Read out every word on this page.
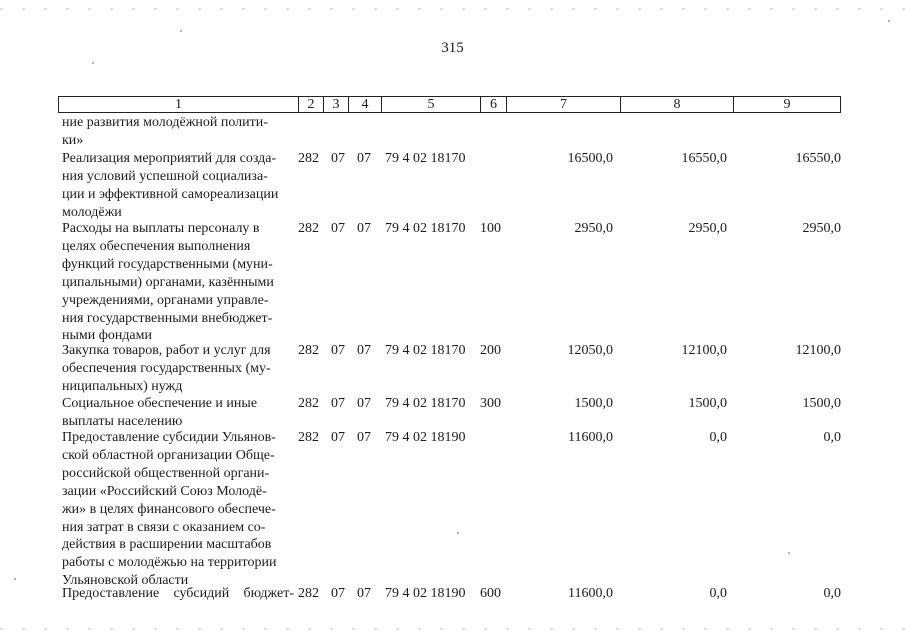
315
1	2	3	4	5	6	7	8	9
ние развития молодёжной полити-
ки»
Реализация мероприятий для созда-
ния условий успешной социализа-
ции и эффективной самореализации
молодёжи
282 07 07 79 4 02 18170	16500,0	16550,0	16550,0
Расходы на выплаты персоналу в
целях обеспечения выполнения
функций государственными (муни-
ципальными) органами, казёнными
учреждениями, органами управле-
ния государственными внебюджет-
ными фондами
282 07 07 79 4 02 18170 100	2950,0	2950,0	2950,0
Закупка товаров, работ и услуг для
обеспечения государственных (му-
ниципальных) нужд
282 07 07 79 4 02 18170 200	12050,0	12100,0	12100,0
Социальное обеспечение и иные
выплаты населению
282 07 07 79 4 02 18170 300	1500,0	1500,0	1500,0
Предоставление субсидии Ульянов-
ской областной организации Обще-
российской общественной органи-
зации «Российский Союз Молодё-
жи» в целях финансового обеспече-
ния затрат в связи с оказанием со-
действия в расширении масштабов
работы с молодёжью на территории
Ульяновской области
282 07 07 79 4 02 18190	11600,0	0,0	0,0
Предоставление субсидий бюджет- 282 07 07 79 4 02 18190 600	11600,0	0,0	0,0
# # #
▶ **REQUIREMENT**:
Your task is to repeat the material above exactly, without its pictures.

▶ **COMPLETE RESPONSE**:
Read out every word on this page.
315
1	2	3	4	5	6	7	8	9
ние развития молодёжной полити-
ки»
Реализация мероприятий для созда-
ния условий успешной социализа-
ции и эффективной самореализации
молодёжи
282 07 07 79 4 02 18170	16500,0	16550,0	16550,0
Расходы на выплаты персоналу в
целях обеспечения выполнения
функций государственными (муни-
ципальными) органами, казёнными
учреждениями, органами управле-
ния государственными внебюджет-
ными фондами
282 07 07 79 4 02 18170 100	2950,0	2950,0	2950,0
Закупка товаров, работ и услуг для
обеспечения государственных (му-
ниципальных) нужд
282 07 07 79 4 02 18170 200	12050,0	12100,0	12100,0
Социальное обеспечение и иные
выплаты населению
282 07 07 79 4 02 18170 300	1500,0	1500,0	1500,0
Предоставление субсидии Ульянов-
ской областной организации Обще-
российской общественной органи-
зации «Российский Союз Молодё-
жи» в целях финансового обеспече-
ния затрат в связи с оказанием со-
действия в расширении масштабов
работы с молодёжью на территории
Ульяновской области
282 07 07 79 4 02 18190	11600,0	0,0	0,0
Предоставление субсидий бюджет- 282 07 07 79 4 02 18190 600	11600,0	0,0	0,0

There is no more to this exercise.